# [WHAT THE TASK REQUIRES]
Report how many lines include the word "year", and nothing besides that number.

# [DATA SECTION]
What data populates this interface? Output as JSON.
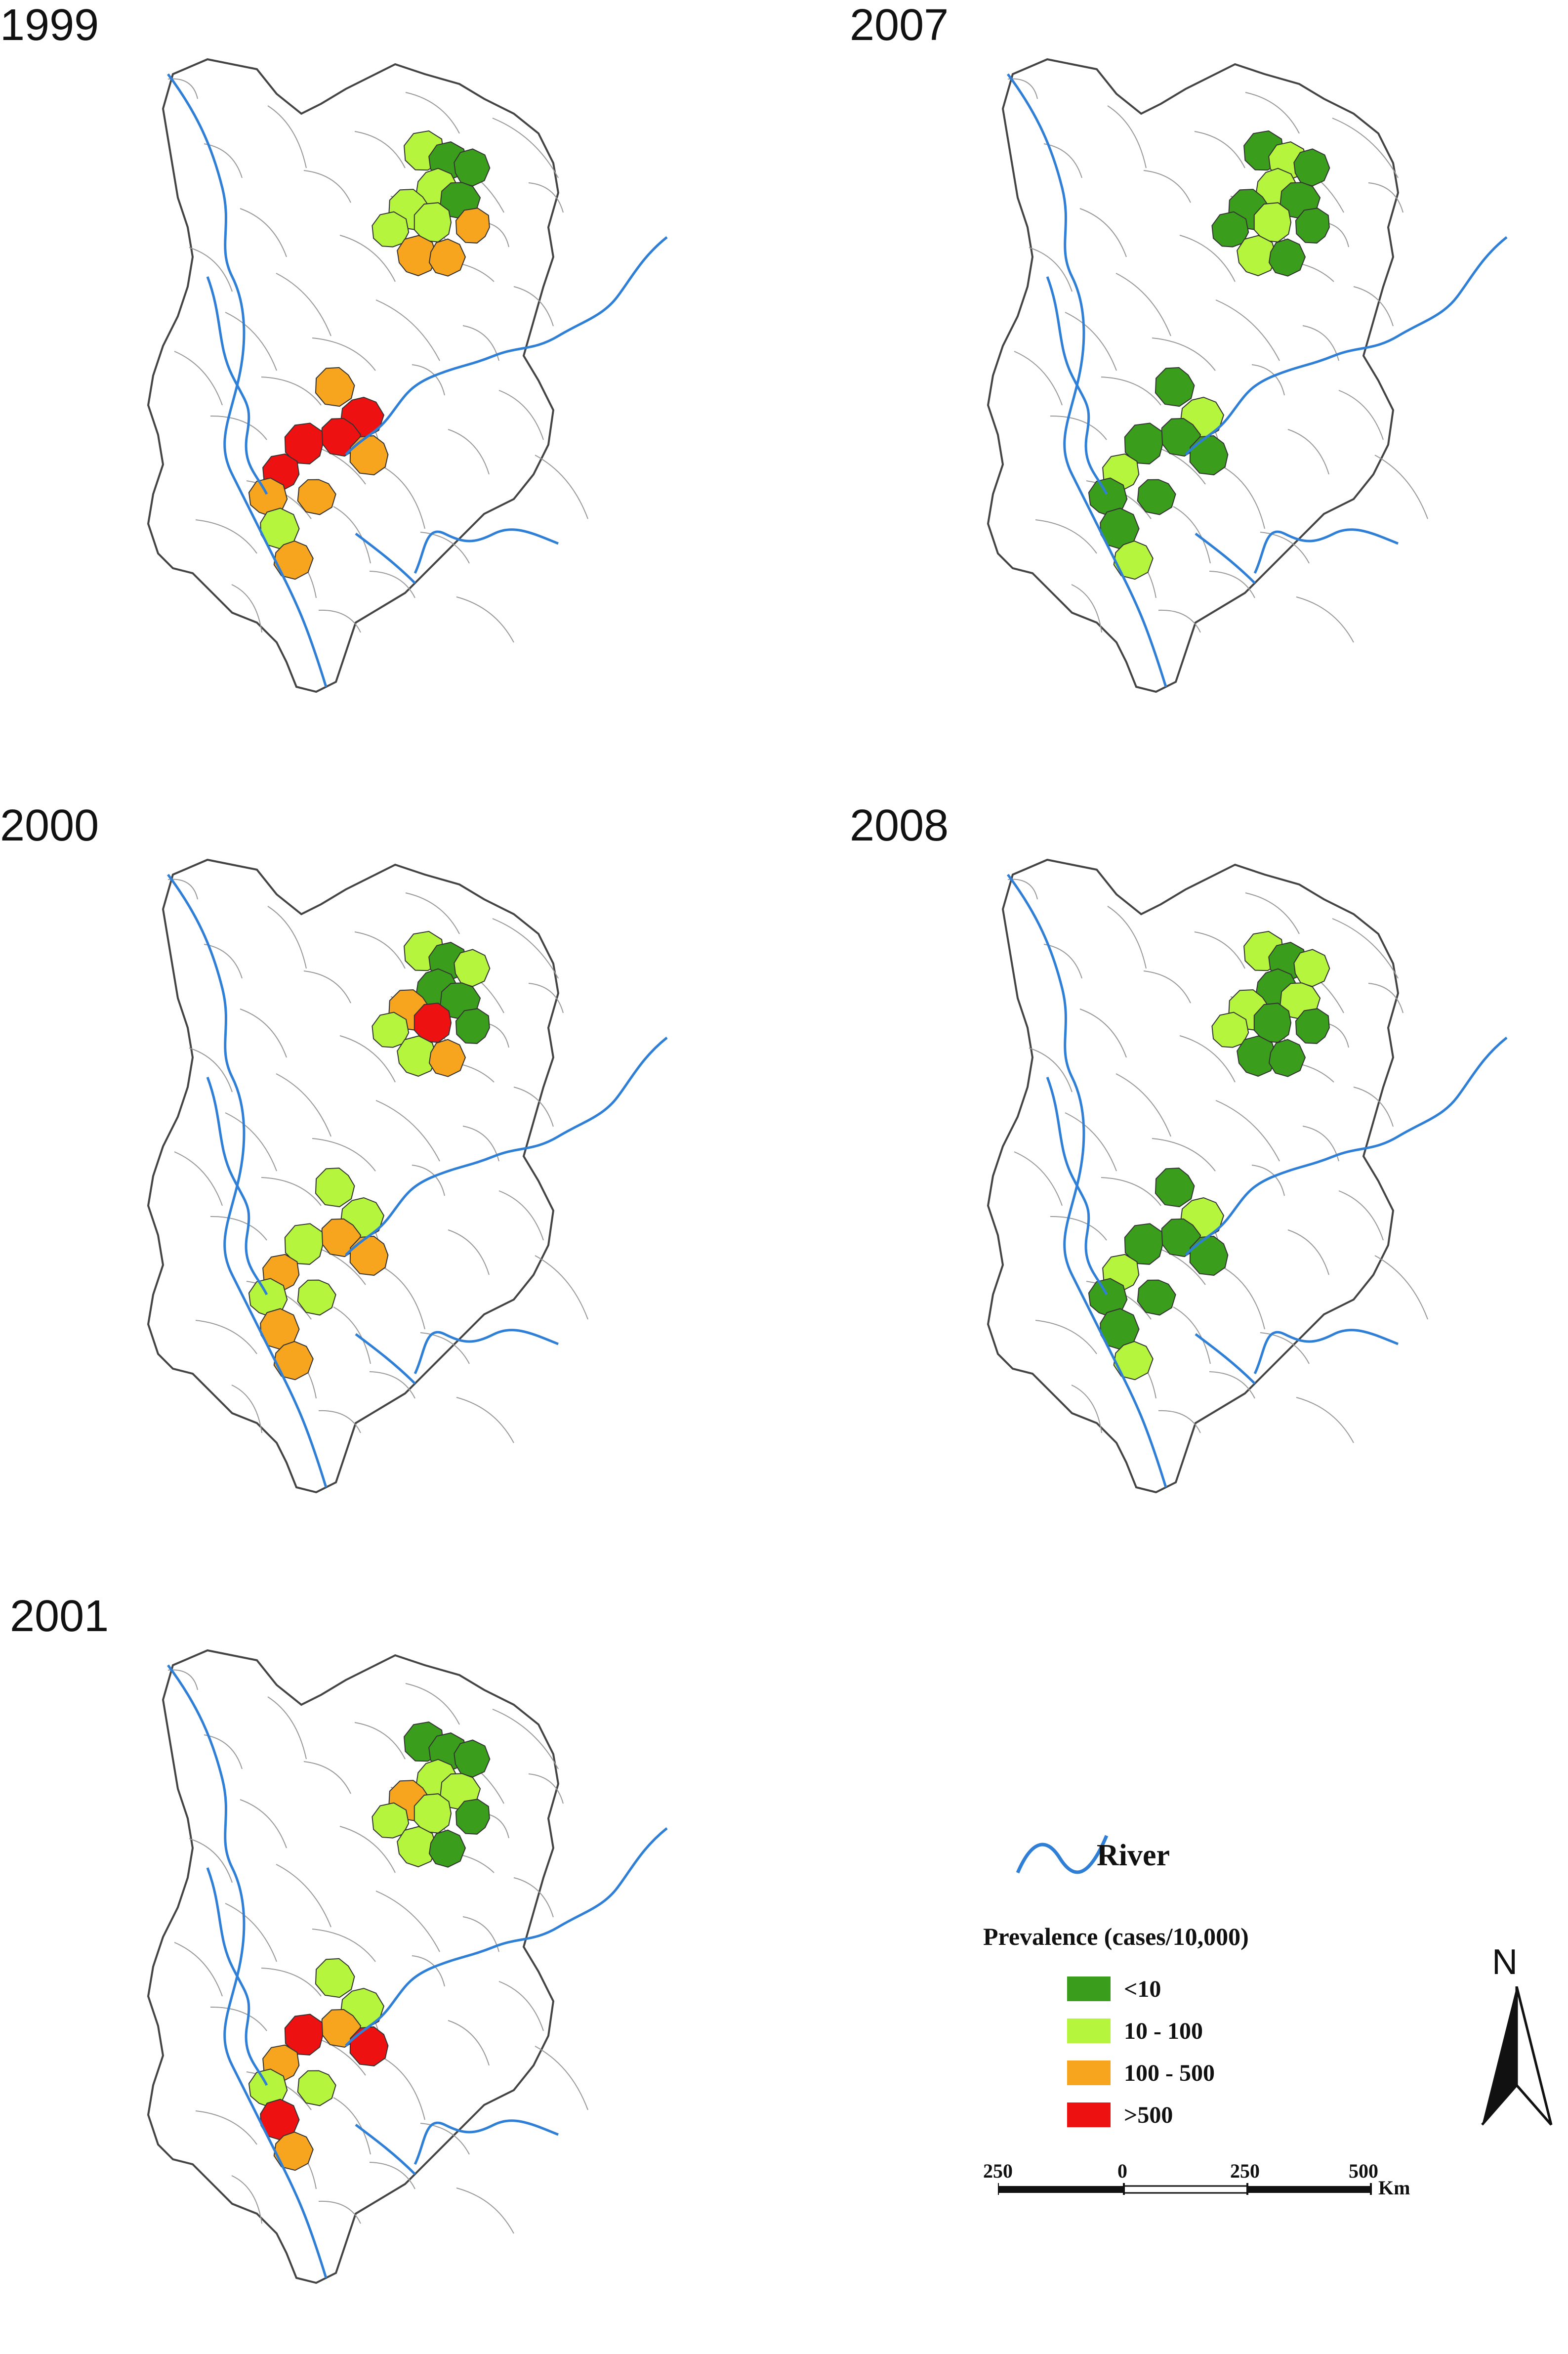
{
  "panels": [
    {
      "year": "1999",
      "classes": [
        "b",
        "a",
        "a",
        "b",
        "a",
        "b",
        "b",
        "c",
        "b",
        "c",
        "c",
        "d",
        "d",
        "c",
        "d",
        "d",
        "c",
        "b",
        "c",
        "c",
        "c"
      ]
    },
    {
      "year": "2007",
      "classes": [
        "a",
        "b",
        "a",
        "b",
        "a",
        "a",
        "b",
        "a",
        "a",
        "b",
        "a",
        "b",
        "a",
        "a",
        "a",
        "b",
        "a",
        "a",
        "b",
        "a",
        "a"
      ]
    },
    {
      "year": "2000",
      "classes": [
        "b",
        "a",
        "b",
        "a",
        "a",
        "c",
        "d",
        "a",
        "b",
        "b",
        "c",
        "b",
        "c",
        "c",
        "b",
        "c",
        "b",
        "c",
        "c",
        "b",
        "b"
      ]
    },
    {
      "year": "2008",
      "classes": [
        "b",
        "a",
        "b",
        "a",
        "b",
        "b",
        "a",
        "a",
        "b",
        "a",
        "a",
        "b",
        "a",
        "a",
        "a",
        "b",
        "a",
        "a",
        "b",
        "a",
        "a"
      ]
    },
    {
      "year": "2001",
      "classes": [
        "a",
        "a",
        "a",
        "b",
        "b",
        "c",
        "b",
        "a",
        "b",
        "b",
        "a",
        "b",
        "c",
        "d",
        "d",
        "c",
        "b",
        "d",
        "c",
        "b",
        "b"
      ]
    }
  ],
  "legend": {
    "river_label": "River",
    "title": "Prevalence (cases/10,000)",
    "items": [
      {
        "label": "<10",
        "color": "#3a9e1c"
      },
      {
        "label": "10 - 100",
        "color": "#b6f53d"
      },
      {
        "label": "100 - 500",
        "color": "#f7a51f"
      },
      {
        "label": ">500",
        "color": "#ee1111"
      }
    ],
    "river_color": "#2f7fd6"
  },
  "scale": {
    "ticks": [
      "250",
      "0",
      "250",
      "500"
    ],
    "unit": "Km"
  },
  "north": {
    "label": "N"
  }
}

# [COMPLETED EXERCISE]
5